'''

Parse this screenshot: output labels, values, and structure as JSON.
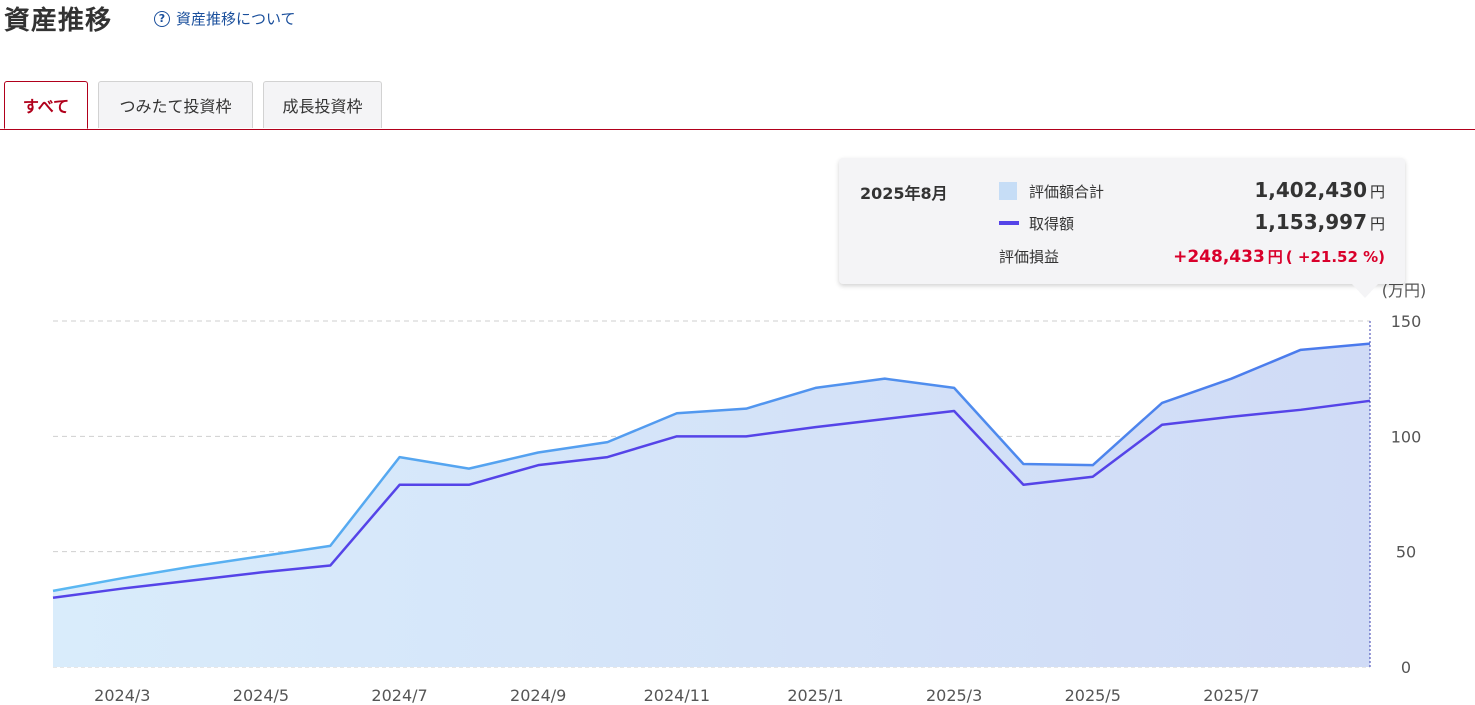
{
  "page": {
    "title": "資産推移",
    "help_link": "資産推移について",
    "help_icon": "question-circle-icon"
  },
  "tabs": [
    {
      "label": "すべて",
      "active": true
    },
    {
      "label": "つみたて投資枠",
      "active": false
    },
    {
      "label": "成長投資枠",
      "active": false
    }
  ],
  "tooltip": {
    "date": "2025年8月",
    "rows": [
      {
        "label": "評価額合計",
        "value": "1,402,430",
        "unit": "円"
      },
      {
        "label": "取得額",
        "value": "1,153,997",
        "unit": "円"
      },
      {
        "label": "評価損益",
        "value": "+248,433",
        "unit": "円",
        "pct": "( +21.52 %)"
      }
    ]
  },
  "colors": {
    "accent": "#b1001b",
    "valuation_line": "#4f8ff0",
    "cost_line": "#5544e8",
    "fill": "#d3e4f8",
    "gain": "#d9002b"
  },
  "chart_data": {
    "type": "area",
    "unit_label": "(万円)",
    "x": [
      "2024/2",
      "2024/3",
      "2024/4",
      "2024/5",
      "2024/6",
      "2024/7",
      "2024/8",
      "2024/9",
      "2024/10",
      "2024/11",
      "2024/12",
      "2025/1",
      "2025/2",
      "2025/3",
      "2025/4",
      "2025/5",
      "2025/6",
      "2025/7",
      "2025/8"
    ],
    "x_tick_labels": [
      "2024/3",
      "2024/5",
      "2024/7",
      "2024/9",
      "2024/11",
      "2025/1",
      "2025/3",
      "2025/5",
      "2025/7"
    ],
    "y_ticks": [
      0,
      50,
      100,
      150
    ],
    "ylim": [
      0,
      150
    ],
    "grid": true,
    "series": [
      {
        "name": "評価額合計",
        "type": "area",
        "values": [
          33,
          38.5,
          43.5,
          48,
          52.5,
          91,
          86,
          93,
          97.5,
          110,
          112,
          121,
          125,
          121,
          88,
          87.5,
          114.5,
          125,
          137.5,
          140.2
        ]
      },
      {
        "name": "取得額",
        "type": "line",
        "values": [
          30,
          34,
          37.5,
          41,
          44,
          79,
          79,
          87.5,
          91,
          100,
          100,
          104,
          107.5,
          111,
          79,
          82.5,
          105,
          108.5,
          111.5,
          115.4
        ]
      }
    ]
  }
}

'''

Quote the records above exactly, leaving out any pictures.

RESULT OF THE TASK:
Parse this screenshot: output labels, values, and structure as JSON.
{
  "page": {
    "title": "資産推移",
    "help_link": "資産推移について",
    "help_icon": "question-circle-icon"
  },
  "tabs": [
    {
      "label": "すべて",
      "active": true
    },
    {
      "label": "つみたて投資枠",
      "active": false
    },
    {
      "label": "成長投資枠",
      "active": false
    }
  ],
  "tooltip": {
    "date": "2025年8月",
    "rows": [
      {
        "label": "評価額合計",
        "value": "1,402,430",
        "unit": "円"
      },
      {
        "label": "取得額",
        "value": "1,153,997",
        "unit": "円"
      },
      {
        "label": "評価損益",
        "value": "+248,433",
        "unit": "円",
        "pct": "( +21.52 %)"
      }
    ]
  },
  "colors": {
    "accent": "#b1001b",
    "valuation_line": "#4f8ff0",
    "cost_line": "#5544e8",
    "fill": "#d3e4f8",
    "gain": "#d9002b"
  },
  "chart_data": {
    "type": "area",
    "unit_label": "(万円)",
    "x": [
      "2024/2",
      "2024/3",
      "2024/4",
      "2024/5",
      "2024/6",
      "2024/7",
      "2024/8",
      "2024/9",
      "2024/10",
      "2024/11",
      "2024/12",
      "2025/1",
      "2025/2",
      "2025/3",
      "2025/4",
      "2025/5",
      "2025/6",
      "2025/7",
      "2025/8"
    ],
    "x_tick_labels": [
      "2024/3",
      "2024/5",
      "2024/7",
      "2024/9",
      "2024/11",
      "2025/1",
      "2025/3",
      "2025/5",
      "2025/7"
    ],
    "y_ticks": [
      0,
      50,
      100,
      150
    ],
    "ylim": [
      0,
      150
    ],
    "grid": true,
    "series": [
      {
        "name": "評価額合計",
        "type": "area",
        "values": [
          33,
          38.5,
          43.5,
          48,
          52.5,
          91,
          86,
          93,
          97.5,
          110,
          112,
          121,
          125,
          121,
          88,
          87.5,
          114.5,
          125,
          137.5,
          140.2
        ]
      },
      {
        "name": "取得額",
        "type": "line",
        "values": [
          30,
          34,
          37.5,
          41,
          44,
          79,
          79,
          87.5,
          91,
          100,
          100,
          104,
          107.5,
          111,
          79,
          82.5,
          105,
          108.5,
          111.5,
          115.4
        ]
      }
    ]
  }
}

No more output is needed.